►

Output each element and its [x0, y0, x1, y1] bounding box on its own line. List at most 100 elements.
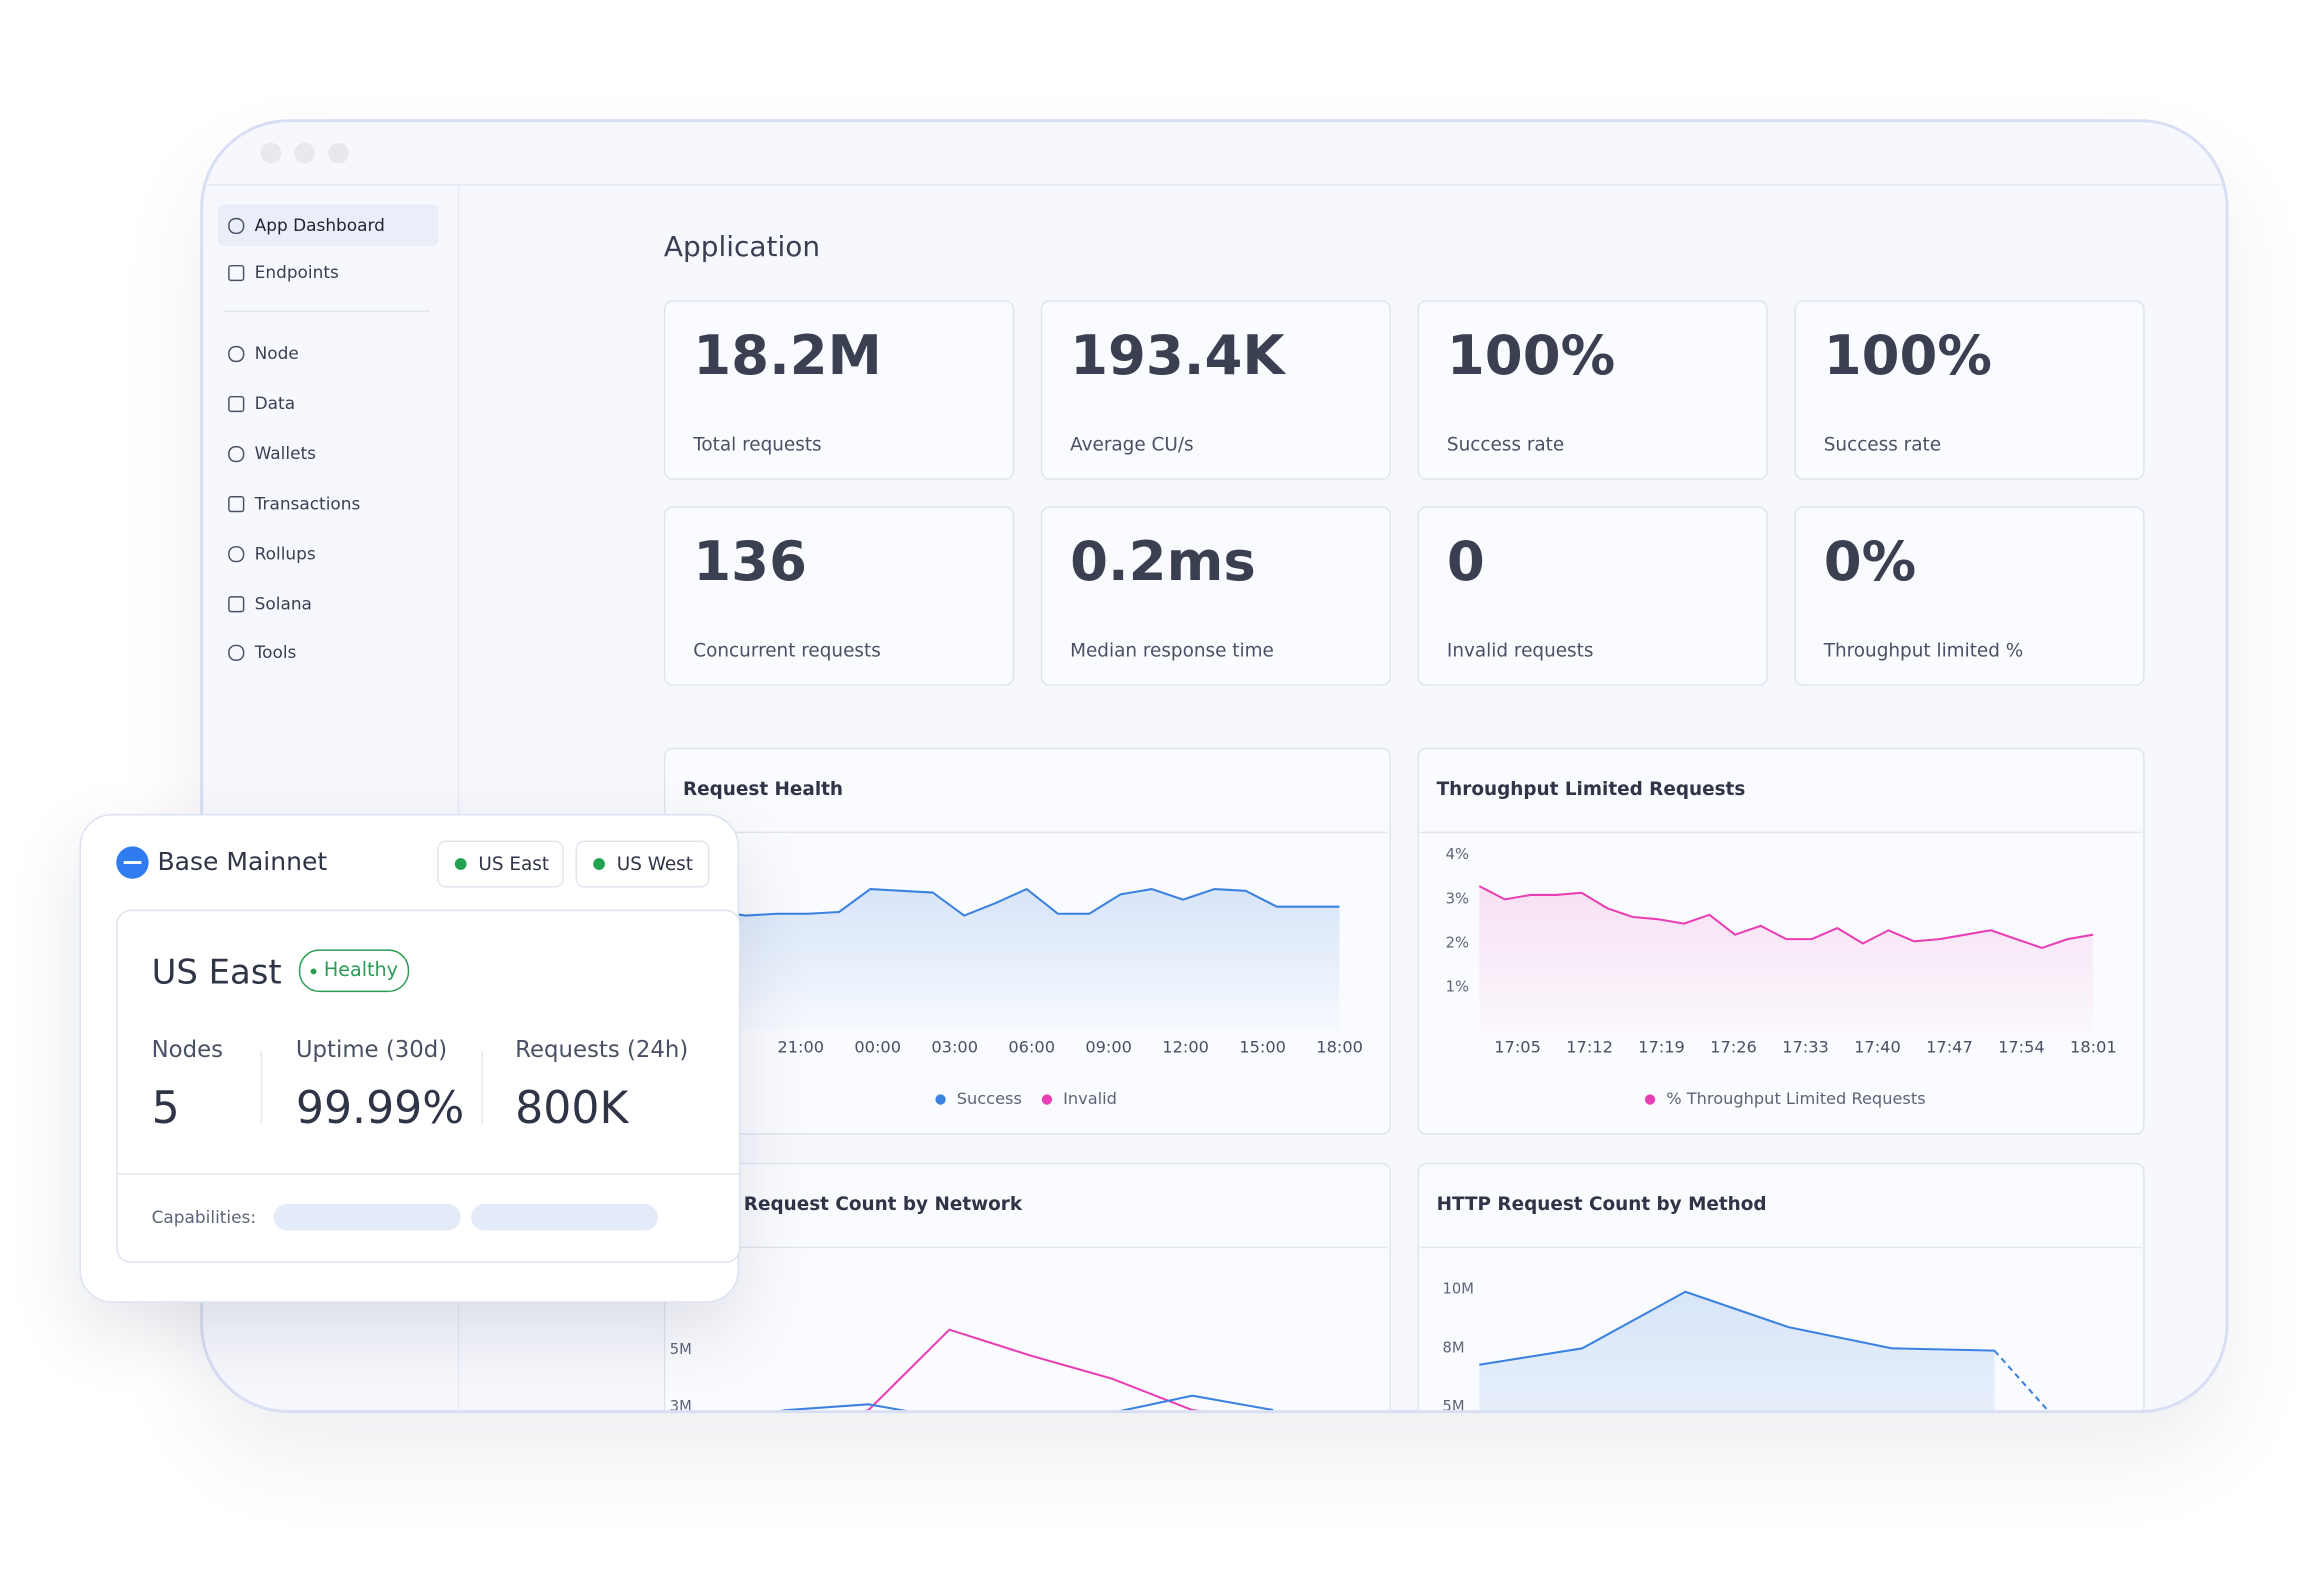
region-tab[interactable]: US East: [437, 840, 564, 888]
nav-item: Tools: [254, 641, 297, 663]
x-tick-label: 00:00: [854, 1038, 901, 1057]
stat-divider: [481, 1050, 483, 1125]
app-content: Application App Dashboard Endpoints Node Da…: [203, 122, 2226, 1413]
nav-item: Data: [254, 393, 296, 414]
nav-item: Transactions: [254, 493, 361, 514]
x-tick-label: 17:33: [1782, 1038, 1829, 1057]
stat-value: 136: [693, 529, 807, 594]
y-tick-label: 5M: [1443, 1398, 1465, 1413]
stat-card: [1417, 506, 1768, 686]
stat-card: [1040, 506, 1391, 686]
stat-label: Concurrent requests: [693, 638, 881, 661]
chart-header-line: [663, 1246, 1389, 1249]
card-stat-value: 99.99%: [295, 1083, 465, 1135]
x-tick-label: 17:40: [1854, 1038, 1901, 1057]
series-line: [713, 888, 1340, 917]
stat-value: 0.2ms: [1070, 529, 1256, 594]
y-tick-label: 3M: [670, 1398, 692, 1413]
stat-card: [1794, 506, 2145, 686]
y-tick-label: 5M: [670, 1341, 692, 1358]
y-tick-label: 8M: [1443, 1339, 1465, 1356]
x-tick-label: 17:12: [1566, 1038, 1613, 1057]
region-name: US East: [151, 953, 282, 993]
stat-value: 100%: [1823, 323, 1992, 388]
nav-item: Wallets: [254, 443, 316, 464]
series-line: [779, 1394, 1274, 1411]
stat-label: Throughput limited %: [1823, 638, 2024, 661]
card-stat-label: Nodes: [151, 1036, 224, 1063]
card-stat-label: Uptime (30d): [295, 1036, 448, 1063]
nav-icon: [228, 596, 245, 613]
capabilities-label: Capabilities:: [151, 1206, 257, 1228]
card-stat-value: 5: [151, 1083, 180, 1135]
x-tick-label: 18:01: [2070, 1038, 2117, 1057]
status-pill: Healthy: [298, 949, 410, 993]
x-tick-label: 03:00: [931, 1038, 978, 1057]
legend-label: Success: [957, 1089, 1022, 1108]
nav-icon: [228, 395, 245, 413]
nav-icon: [228, 345, 245, 363]
region-tab[interactable]: US West: [575, 840, 710, 888]
chart-title: HTTP Request Count by Method: [1436, 1192, 1767, 1215]
series-line: [864, 1328, 1201, 1411]
series-line: [1478, 885, 2094, 949]
x-tick-label: 15:00: [1239, 1038, 1286, 1057]
charts-layer: 21:00 00:00 03:00 06:00 09:00 12:00 15:00 18:00…: [670, 846, 2117, 1413]
series-area: [713, 889, 1340, 1031]
region-tab-label: US East: [478, 852, 550, 875]
window-dot: [260, 142, 282, 164]
chart-title: Request Health: [682, 777, 844, 800]
chart-header-line: [1417, 1246, 2142, 1249]
y-tick-label: 3%: [1446, 890, 1469, 907]
stat-card: [663, 300, 1015, 480]
x-tick-label: 21:00: [777, 1038, 824, 1057]
nav-icon: [228, 217, 245, 235]
series-area: [1479, 886, 2094, 1032]
network-card: Base Mainnet US East US West US East Hea…: [79, 813, 741, 1303]
y-tick-label: 1%: [1446, 979, 1469, 996]
stat-label: Average CU/s: [1070, 432, 1194, 455]
chart-title: HTTP Request Count by Network: [682, 1192, 1023, 1215]
x-tick-label: 09:00: [1085, 1038, 1132, 1057]
nav-icon: [228, 445, 245, 463]
x-tick-label: 17:26: [1710, 1038, 1757, 1057]
window-dot: [328, 142, 349, 164]
nav-item: Solana: [254, 593, 312, 614]
capability-placeholder: [273, 1204, 461, 1231]
stat-label: Success rate: [1446, 432, 1565, 455]
nav-icon: [228, 496, 245, 513]
card-stat-value: 800K: [515, 1083, 629, 1135]
y-tick-label: 10M: [1443, 1280, 1474, 1297]
card-stat-label: Requests (24h): [515, 1036, 689, 1063]
x-tick-label: 17:05: [1494, 1038, 1541, 1057]
x-tick-label: 12:00: [1162, 1038, 1209, 1057]
series-area: [1479, 1291, 1995, 1411]
panel-divider: [117, 1173, 739, 1175]
x-tick-label: 18:00: [1316, 1038, 1363, 1057]
stat-value: 18.2M: [693, 323, 882, 388]
network-icon: [116, 846, 149, 879]
chart-panel: [663, 1162, 1391, 1411]
title-bar-line: [203, 183, 2226, 186]
legend-label: % Throughput Limited Requests: [1666, 1089, 1925, 1108]
stat-value: 0%: [1823, 529, 1917, 594]
page-title: Application: [663, 231, 821, 264]
legend-label: Invalid: [1063, 1089, 1117, 1108]
capability-placeholder: [471, 1204, 658, 1231]
nav-icon: [228, 264, 245, 282]
nav-item: Rollups: [254, 543, 316, 564]
series-line: [1479, 1290, 1995, 1366]
nav-icon: [228, 546, 245, 563]
x-tick-label: 06:00: [1008, 1038, 1055, 1057]
stat-divider: [260, 1050, 263, 1125]
stat-label: Success rate: [1823, 432, 1942, 455]
chart-header-line: [1417, 831, 2142, 834]
stat-label: Median response time: [1070, 638, 1274, 661]
active-nav-bg: [217, 204, 439, 246]
x-tick-label: 17:47: [1926, 1038, 1973, 1057]
stat-value: 100%: [1446, 323, 1616, 388]
stat-card: [1417, 300, 1768, 480]
x-tick-label: 17:19: [1638, 1038, 1685, 1057]
series-line-dashed: [1993, 1349, 2049, 1411]
sidebar-divider: [457, 183, 460, 1411]
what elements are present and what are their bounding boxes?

◄

## УСЛОВИЕ ЗАДАНИЯ
Переименуйте «stat-card» в «metric-card» во всём материале и приведите его строки заново, больше ничего не меняя. Изображения в ответ не включайте.

## ОТВЕТ НА ЗАДАНИЕ
Output each element and its [x0, y0, x1, y1] bounding box on its own line. List at most 100 elements.
region-tab[interactable]: US East: [437, 840, 564, 888]
nav-item: Tools: [254, 641, 297, 663]
x-tick-label: 00:00: [854, 1038, 901, 1057]
stat-divider: [481, 1050, 483, 1125]
app-content: Application App Dashboard Endpoints Node Da…: [203, 122, 2226, 1413]
nav-item: Data: [254, 393, 296, 414]
nav-item: Transactions: [254, 493, 361, 514]
x-tick-label: 17:33: [1782, 1038, 1829, 1057]
stat-value: 136: [693, 529, 807, 594]
y-tick-label: 5M: [1443, 1398, 1465, 1413]
metric-card: [1417, 506, 1768, 686]
metric-card: [1040, 506, 1391, 686]
stat-label: Concurrent requests: [693, 638, 881, 661]
chart-header-line: [663, 1246, 1389, 1249]
card-stat-value: 99.99%: [295, 1083, 465, 1135]
x-tick-label: 17:40: [1854, 1038, 1901, 1057]
series-line: [713, 888, 1340, 917]
stat-value: 0.2ms: [1070, 529, 1256, 594]
y-tick-label: 3M: [670, 1398, 692, 1413]
metric-card: [1794, 506, 2145, 686]
y-tick-label: 5M: [670, 1341, 692, 1358]
y-tick-label: 8M: [1443, 1339, 1465, 1356]
x-tick-label: 17:12: [1566, 1038, 1613, 1057]
region-name: US East: [151, 953, 282, 993]
stat-value: 100%: [1823, 323, 1992, 388]
nav-item: Wallets: [254, 443, 316, 464]
series-line: [779, 1394, 1274, 1411]
stat-label: Throughput limited %: [1823, 638, 2024, 661]
card-stat-label: Nodes: [151, 1036, 224, 1063]
card-stat-label: Uptime (30d): [295, 1036, 448, 1063]
nav-icon: [228, 596, 245, 613]
capabilities-label: Capabilities:: [151, 1206, 257, 1228]
card-stat-value: 5: [151, 1083, 180, 1135]
x-tick-label: 18:01: [2070, 1038, 2117, 1057]
status-pill: Healthy: [298, 949, 410, 993]
x-tick-label: 03:00: [931, 1038, 978, 1057]
legend-label: Success: [957, 1089, 1022, 1108]
nav-icon: [228, 395, 245, 413]
nav-icon: [228, 345, 245, 363]
region-tab[interactable]: US West: [575, 840, 710, 888]
chart-title: HTTP Request Count by Method: [1436, 1192, 1767, 1215]
series-line: [864, 1328, 1201, 1411]
series-line: [1478, 885, 2094, 949]
x-tick-label: 15:00: [1239, 1038, 1286, 1057]
charts-layer: 21:00 00:00 03:00 06:00 09:00 12:00 15:00 18:00…: [670, 846, 2117, 1413]
series-area: [713, 889, 1340, 1031]
region-tab-label: US East: [478, 852, 550, 875]
window-dot: [260, 142, 282, 164]
chart-title: Request Health: [682, 777, 844, 800]
chart-header-line: [1417, 1246, 2142, 1249]
y-tick-label: 3%: [1446, 890, 1469, 907]
metric-card: [663, 300, 1015, 480]
x-tick-label: 21:00: [777, 1038, 824, 1057]
nav-icon: [228, 217, 245, 235]
series-area: [1479, 886, 2094, 1032]
network-card: Base Mainnet US East US West US East Hea…: [79, 813, 741, 1303]
y-tick-label: 1%: [1446, 979, 1469, 996]
stat-label: Average CU/s: [1070, 432, 1194, 455]
chart-title: HTTP Request Count by Network: [682, 1192, 1023, 1215]
x-tick-label: 09:00: [1085, 1038, 1132, 1057]
nav-icon: [228, 445, 245, 463]
x-tick-label: 17:26: [1710, 1038, 1757, 1057]
window-dot: [328, 142, 349, 164]
nav-item: Solana: [254, 593, 312, 614]
capability-placeholder: [273, 1204, 461, 1231]
stat-label: Success rate: [1446, 432, 1565, 455]
nav-icon: [228, 496, 245, 513]
card-stat-value: 800K: [515, 1083, 629, 1135]
y-tick-label: 10M: [1443, 1280, 1474, 1297]
card-stat-label: Requests (24h): [515, 1036, 689, 1063]
x-tick-label: 17:05: [1494, 1038, 1541, 1057]
x-tick-label: 12:00: [1162, 1038, 1209, 1057]
series-area: [1479, 1291, 1995, 1411]
panel-divider: [117, 1173, 739, 1175]
x-tick-label: 18:00: [1316, 1038, 1363, 1057]
stat-value: 18.2M: [693, 323, 882, 388]
network-icon: [116, 846, 149, 879]
chart-panel: [663, 1162, 1391, 1411]
title-bar-line: [203, 183, 2226, 186]
legend-label: % Throughput Limited Requests: [1666, 1089, 1925, 1108]
stat-value: 0%: [1823, 529, 1917, 594]
page-title: Application: [663, 231, 821, 264]
legend-label: Invalid: [1063, 1089, 1117, 1108]
capability-placeholder: [471, 1204, 658, 1231]
nav-icon: [228, 264, 245, 282]
nav-item: Rollups: [254, 543, 316, 564]
series-line: [1479, 1290, 1995, 1366]
nav-icon: [228, 546, 245, 563]
x-tick-label: 06:00: [1008, 1038, 1055, 1057]
stat-divider: [260, 1050, 263, 1125]
stat-label: Success rate: [1823, 432, 1942, 455]
chart-header-line: [1417, 831, 2142, 834]
stat-label: Median response time: [1070, 638, 1274, 661]
active-nav-bg: [217, 204, 439, 246]
x-tick-label: 17:47: [1926, 1038, 1973, 1057]
stat-value: 100%: [1446, 323, 1616, 388]
metric-card: [1417, 300, 1768, 480]
x-tick-label: 17:19: [1638, 1038, 1685, 1057]
series-line-dashed: [1993, 1349, 2049, 1411]
sidebar-divider: [457, 183, 460, 1411]
what elements are present and what are their bounding boxes?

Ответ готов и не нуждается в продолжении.